** Start of STORED ROWS **

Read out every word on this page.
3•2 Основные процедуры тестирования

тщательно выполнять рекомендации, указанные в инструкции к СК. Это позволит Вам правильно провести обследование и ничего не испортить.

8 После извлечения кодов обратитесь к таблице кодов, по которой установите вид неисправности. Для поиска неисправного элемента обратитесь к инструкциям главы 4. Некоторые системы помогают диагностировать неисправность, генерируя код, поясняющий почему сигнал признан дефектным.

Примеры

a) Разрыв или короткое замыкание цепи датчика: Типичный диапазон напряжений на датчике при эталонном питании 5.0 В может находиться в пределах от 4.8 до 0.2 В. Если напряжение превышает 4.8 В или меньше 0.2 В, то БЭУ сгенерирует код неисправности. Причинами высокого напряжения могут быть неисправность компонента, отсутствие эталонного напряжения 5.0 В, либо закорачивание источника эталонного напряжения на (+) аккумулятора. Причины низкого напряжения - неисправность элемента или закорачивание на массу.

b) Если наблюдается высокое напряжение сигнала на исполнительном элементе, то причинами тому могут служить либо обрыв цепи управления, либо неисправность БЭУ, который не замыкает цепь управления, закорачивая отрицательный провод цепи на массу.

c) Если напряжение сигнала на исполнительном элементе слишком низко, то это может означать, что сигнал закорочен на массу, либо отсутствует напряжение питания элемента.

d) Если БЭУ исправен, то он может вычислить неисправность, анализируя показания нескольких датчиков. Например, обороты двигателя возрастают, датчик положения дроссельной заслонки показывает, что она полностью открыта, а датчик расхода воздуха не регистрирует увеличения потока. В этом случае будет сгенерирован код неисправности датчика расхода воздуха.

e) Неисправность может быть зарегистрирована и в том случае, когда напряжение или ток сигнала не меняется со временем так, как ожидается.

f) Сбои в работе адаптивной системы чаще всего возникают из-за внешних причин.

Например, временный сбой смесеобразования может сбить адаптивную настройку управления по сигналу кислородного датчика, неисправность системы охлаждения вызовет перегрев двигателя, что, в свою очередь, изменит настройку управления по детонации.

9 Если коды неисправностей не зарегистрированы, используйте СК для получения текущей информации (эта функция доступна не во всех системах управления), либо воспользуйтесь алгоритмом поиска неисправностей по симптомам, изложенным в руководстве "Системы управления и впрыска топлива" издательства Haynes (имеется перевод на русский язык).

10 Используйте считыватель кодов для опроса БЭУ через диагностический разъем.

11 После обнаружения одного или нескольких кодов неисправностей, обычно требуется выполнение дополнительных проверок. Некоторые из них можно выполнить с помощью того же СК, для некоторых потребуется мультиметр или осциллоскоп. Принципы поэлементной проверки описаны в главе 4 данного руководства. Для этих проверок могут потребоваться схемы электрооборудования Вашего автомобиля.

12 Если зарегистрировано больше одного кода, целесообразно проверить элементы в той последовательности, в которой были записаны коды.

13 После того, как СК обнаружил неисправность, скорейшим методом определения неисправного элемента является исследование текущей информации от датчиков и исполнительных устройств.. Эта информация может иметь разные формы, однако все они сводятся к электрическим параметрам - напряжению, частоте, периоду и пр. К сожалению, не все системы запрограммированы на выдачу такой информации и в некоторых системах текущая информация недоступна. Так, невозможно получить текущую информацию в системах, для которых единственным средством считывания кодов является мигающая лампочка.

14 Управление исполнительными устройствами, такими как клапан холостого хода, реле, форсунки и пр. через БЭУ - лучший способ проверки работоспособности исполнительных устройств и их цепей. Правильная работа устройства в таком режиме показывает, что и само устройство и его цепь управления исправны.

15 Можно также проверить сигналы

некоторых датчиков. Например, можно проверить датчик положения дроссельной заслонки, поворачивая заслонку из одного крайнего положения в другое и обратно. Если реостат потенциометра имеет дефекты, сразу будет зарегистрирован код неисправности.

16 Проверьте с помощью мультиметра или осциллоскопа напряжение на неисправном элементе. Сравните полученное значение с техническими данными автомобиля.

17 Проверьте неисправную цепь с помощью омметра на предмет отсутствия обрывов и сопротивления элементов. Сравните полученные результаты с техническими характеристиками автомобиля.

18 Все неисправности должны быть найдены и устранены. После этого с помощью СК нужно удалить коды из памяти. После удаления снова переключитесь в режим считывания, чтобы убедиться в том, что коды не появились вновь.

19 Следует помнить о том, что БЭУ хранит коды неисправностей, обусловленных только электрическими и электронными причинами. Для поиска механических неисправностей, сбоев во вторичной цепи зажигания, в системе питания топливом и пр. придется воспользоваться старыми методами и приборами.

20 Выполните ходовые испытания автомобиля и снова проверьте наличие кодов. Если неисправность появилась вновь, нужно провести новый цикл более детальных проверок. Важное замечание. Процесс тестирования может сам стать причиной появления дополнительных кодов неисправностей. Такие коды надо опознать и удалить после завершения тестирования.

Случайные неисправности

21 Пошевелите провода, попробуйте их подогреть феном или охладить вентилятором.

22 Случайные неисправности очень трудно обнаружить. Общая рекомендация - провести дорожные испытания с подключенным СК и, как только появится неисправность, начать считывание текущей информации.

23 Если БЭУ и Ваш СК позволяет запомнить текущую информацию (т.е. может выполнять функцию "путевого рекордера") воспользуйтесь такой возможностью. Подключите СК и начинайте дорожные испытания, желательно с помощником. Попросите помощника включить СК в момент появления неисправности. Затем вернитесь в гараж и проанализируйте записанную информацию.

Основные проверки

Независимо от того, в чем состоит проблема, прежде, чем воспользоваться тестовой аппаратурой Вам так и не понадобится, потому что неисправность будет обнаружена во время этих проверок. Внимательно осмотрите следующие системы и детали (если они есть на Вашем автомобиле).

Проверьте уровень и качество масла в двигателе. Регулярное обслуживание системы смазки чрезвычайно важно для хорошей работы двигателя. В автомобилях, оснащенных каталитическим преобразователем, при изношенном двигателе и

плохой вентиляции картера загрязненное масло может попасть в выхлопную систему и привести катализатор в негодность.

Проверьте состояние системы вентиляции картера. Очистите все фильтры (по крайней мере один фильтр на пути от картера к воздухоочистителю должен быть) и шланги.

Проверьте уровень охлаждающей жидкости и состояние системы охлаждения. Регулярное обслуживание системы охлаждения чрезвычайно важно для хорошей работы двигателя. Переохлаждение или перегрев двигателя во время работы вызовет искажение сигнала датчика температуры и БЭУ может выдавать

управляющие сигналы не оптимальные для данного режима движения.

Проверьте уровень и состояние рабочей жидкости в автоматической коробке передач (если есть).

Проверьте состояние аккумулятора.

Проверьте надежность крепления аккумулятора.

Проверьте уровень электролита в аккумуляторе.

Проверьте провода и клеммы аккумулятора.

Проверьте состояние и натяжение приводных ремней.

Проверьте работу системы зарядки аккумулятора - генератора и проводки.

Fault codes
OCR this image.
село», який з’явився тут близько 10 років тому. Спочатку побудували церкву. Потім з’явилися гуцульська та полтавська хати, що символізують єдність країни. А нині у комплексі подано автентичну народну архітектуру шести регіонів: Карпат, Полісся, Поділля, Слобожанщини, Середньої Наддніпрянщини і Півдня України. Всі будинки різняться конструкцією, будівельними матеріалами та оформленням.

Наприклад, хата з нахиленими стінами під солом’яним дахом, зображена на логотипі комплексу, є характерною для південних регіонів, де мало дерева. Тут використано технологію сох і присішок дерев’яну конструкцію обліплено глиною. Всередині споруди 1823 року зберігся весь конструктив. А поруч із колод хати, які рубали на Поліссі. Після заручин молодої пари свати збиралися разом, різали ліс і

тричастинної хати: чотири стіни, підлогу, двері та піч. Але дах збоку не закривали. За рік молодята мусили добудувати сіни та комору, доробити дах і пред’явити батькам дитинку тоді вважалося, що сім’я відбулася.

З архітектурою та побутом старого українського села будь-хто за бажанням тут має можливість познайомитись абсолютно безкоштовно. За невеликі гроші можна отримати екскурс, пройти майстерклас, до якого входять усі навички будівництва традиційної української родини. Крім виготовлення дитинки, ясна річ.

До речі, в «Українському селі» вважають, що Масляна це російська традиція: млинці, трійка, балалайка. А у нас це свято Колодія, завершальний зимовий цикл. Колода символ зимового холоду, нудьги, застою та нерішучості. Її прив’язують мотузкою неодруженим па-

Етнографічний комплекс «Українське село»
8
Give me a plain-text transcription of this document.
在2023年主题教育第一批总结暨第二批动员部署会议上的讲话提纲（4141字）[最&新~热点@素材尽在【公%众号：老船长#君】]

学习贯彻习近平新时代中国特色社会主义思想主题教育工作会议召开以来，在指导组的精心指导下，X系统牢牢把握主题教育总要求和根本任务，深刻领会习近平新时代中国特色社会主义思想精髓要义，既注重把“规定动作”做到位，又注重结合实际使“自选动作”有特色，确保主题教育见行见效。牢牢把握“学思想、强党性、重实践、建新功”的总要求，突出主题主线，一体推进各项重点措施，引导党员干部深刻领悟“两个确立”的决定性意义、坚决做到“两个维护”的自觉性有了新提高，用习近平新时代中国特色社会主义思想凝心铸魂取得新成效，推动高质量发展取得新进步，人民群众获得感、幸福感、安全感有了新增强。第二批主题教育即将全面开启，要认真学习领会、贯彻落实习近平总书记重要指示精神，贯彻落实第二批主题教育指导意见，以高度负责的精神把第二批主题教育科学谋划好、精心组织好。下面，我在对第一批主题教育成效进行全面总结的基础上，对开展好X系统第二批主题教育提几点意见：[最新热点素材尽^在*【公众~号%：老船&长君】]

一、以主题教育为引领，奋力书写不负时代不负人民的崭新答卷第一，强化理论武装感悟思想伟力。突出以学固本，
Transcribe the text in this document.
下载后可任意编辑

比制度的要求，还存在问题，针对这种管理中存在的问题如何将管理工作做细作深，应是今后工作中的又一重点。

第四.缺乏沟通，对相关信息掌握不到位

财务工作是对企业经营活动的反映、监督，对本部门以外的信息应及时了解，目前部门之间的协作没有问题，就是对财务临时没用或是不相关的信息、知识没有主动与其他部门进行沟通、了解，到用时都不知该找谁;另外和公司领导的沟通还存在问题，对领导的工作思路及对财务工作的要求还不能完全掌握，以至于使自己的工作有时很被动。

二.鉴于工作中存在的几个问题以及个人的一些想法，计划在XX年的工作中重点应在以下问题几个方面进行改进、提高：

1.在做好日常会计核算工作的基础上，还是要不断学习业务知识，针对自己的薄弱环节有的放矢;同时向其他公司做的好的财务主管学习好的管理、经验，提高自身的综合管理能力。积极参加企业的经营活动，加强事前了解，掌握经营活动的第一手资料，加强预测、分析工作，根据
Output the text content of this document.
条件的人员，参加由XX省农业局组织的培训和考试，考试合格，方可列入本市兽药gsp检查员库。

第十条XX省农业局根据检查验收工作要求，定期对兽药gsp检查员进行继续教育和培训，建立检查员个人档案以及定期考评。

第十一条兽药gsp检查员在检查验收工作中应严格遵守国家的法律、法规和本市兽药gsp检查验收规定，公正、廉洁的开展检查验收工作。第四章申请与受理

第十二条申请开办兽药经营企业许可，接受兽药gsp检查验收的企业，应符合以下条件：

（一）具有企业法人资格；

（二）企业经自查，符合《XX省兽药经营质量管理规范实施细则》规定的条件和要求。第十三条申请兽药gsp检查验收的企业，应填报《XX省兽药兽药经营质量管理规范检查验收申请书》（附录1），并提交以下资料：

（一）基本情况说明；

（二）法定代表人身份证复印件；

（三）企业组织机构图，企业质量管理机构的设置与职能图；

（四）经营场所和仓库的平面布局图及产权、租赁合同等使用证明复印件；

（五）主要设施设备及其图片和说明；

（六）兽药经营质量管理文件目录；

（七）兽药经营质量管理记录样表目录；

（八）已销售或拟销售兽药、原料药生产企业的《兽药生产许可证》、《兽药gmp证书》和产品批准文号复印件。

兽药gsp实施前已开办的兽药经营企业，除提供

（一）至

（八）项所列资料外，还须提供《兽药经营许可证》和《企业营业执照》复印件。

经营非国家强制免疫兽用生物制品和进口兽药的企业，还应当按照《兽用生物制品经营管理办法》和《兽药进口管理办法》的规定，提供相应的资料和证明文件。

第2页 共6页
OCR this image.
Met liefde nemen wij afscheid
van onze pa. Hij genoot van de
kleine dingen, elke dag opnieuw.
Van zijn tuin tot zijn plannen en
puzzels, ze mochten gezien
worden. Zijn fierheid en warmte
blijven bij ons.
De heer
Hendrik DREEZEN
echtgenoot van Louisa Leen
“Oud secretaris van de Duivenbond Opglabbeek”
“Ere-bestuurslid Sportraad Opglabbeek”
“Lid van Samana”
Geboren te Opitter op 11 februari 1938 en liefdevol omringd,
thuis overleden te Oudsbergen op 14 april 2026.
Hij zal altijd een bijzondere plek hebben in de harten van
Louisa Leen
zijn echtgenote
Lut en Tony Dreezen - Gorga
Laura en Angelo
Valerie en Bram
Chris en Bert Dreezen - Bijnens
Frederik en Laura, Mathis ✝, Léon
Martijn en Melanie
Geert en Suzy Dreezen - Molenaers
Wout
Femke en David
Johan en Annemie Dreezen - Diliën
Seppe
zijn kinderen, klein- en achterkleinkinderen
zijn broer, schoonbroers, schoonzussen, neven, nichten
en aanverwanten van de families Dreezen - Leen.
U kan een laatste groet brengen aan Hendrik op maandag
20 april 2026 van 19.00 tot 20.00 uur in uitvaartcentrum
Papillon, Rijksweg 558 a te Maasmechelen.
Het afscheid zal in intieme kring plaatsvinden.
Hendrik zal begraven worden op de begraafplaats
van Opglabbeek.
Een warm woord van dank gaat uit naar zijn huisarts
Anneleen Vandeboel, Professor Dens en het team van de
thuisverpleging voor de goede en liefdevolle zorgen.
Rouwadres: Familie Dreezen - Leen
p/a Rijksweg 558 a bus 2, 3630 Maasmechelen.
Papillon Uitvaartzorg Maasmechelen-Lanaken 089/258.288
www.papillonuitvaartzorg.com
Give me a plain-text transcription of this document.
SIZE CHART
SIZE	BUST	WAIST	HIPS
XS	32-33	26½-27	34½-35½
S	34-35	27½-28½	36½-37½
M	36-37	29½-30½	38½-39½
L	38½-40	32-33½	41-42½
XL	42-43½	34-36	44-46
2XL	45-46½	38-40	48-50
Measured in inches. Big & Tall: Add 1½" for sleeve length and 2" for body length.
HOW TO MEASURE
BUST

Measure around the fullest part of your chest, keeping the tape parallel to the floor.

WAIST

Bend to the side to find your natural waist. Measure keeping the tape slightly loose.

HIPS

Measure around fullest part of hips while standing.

** End of STORED ROWS **

• REQUEST: Copy each line of the records containing the string "Основные".

• RESPONSE TO THE EXERCISE:
3•2 Основные процедуры тестирования
Основные проверки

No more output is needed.